STATED GOAL>
Show each line of the data below that has the string "name" in it.

-- START OF INPUT DATA --

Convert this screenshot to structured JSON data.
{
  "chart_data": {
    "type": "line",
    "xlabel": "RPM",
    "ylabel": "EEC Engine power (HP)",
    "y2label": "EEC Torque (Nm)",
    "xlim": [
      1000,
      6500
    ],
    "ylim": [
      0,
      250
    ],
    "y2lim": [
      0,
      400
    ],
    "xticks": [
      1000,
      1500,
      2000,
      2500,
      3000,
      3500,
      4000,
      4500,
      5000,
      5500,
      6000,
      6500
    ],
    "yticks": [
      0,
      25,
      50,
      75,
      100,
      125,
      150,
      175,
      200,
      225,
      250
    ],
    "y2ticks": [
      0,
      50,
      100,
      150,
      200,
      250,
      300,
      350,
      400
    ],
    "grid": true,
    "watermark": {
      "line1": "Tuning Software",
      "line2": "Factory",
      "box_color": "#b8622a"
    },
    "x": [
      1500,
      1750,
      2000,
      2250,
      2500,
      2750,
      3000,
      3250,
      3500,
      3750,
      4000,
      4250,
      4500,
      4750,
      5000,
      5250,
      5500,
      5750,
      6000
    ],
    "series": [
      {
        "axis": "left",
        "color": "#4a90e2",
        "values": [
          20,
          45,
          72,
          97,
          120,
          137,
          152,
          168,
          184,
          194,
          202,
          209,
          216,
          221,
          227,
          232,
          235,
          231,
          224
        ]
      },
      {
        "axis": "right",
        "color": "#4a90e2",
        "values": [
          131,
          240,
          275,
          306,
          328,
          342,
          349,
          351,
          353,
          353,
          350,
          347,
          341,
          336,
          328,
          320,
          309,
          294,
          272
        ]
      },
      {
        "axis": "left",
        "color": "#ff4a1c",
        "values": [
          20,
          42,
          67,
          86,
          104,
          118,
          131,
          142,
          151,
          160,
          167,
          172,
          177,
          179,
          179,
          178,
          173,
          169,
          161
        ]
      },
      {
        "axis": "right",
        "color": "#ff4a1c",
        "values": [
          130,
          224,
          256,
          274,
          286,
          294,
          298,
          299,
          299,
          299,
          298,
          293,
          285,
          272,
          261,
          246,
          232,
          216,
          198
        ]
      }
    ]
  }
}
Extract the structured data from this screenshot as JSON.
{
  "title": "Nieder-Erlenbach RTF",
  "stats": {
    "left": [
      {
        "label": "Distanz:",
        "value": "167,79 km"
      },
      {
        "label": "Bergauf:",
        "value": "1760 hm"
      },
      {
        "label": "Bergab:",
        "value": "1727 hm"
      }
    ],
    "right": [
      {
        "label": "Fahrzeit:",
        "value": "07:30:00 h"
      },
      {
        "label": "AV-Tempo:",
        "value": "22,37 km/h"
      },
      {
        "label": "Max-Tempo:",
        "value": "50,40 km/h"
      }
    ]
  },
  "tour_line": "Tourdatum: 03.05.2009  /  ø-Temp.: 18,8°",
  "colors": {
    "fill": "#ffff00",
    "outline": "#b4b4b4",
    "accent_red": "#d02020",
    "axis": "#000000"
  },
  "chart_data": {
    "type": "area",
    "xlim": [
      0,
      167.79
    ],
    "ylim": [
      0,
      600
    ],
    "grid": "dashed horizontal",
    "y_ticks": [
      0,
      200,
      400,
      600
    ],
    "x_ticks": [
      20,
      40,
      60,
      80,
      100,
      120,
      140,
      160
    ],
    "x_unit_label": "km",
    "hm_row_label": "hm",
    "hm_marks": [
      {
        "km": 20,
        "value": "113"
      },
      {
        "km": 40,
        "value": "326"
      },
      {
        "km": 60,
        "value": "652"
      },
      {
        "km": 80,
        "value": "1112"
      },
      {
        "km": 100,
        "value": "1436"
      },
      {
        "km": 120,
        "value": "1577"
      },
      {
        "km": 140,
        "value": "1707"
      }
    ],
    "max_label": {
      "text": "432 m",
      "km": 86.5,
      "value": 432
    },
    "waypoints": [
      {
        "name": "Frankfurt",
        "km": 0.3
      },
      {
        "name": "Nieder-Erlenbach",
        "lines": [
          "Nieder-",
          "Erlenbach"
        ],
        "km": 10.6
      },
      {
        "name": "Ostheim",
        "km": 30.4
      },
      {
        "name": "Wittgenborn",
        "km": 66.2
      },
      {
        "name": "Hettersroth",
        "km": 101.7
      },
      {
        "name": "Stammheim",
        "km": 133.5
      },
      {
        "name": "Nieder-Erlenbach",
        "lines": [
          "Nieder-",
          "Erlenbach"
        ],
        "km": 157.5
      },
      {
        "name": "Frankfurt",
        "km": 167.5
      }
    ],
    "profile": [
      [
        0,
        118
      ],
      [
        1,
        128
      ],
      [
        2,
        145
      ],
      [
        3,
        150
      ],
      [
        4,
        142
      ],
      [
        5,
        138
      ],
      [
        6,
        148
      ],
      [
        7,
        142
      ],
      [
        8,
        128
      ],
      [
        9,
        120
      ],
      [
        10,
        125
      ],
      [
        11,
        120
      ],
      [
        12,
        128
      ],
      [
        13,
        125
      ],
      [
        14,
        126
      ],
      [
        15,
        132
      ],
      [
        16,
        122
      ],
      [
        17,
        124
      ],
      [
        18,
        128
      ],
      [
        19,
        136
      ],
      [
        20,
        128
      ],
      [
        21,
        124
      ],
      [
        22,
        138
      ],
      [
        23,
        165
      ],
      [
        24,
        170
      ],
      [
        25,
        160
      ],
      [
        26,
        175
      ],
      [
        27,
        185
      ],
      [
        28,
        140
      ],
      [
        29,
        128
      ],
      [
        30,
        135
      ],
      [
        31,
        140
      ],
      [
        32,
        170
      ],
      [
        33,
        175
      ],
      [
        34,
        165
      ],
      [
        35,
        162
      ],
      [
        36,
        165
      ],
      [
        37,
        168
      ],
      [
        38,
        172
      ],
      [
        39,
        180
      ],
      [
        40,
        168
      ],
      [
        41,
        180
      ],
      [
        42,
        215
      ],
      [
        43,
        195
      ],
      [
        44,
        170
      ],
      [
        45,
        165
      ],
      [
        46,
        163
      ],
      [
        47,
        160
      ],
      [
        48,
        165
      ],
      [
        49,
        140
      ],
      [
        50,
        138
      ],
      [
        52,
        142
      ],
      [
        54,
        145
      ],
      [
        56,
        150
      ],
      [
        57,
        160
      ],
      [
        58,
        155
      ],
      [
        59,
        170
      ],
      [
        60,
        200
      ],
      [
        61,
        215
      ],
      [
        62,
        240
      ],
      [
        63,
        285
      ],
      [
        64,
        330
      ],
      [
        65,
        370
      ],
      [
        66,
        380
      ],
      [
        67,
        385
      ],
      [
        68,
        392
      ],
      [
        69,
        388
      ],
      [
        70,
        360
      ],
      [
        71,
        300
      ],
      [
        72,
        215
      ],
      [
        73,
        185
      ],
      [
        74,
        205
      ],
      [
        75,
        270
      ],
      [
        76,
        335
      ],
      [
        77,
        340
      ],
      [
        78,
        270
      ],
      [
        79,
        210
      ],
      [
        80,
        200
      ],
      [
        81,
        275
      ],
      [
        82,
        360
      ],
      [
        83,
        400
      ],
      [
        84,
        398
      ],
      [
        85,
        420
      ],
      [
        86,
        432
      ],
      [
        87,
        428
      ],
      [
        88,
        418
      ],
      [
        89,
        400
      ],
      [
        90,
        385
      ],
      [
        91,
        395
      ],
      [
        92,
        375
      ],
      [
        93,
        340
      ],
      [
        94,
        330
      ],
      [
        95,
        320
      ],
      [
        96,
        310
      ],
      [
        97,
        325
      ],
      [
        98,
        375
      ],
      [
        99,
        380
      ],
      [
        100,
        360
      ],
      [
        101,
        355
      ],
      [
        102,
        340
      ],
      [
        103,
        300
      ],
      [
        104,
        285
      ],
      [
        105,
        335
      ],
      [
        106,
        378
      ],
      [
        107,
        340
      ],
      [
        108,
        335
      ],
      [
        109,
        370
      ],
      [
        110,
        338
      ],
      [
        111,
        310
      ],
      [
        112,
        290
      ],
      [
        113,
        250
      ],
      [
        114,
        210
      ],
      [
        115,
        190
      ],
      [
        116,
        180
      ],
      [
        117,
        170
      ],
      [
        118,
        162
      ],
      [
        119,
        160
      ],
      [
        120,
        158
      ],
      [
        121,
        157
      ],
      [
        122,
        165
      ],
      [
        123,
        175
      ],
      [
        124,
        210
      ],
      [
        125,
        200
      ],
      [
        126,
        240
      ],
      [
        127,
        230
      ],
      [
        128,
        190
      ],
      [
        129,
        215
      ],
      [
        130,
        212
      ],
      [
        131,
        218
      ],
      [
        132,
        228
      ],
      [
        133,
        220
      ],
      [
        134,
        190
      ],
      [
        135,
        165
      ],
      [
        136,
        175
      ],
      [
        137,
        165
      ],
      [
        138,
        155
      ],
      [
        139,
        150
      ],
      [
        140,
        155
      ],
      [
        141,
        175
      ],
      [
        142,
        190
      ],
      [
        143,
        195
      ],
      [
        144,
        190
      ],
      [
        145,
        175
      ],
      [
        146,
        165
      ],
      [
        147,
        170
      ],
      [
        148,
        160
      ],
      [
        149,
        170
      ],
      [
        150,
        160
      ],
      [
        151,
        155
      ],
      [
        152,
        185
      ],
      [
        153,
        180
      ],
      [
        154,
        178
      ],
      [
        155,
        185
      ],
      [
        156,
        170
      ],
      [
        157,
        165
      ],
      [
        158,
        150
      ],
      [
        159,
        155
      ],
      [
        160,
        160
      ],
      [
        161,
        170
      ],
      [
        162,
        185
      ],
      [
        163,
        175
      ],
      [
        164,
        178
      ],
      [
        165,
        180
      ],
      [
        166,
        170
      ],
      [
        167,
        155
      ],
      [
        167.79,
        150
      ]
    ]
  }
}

-- END OF INPUT DATA --

COMPLETED EXERCISE>
        "name": "Frankfurt",
        "name": "Nieder-Erlenbach",
        "name": "Ostheim",
        "name": "Wittgenborn",
        "name": "Hettersroth",
        "name": "Stammheim",
        "name": "Nieder-Erlenbach",
        "name": "Frankfurt",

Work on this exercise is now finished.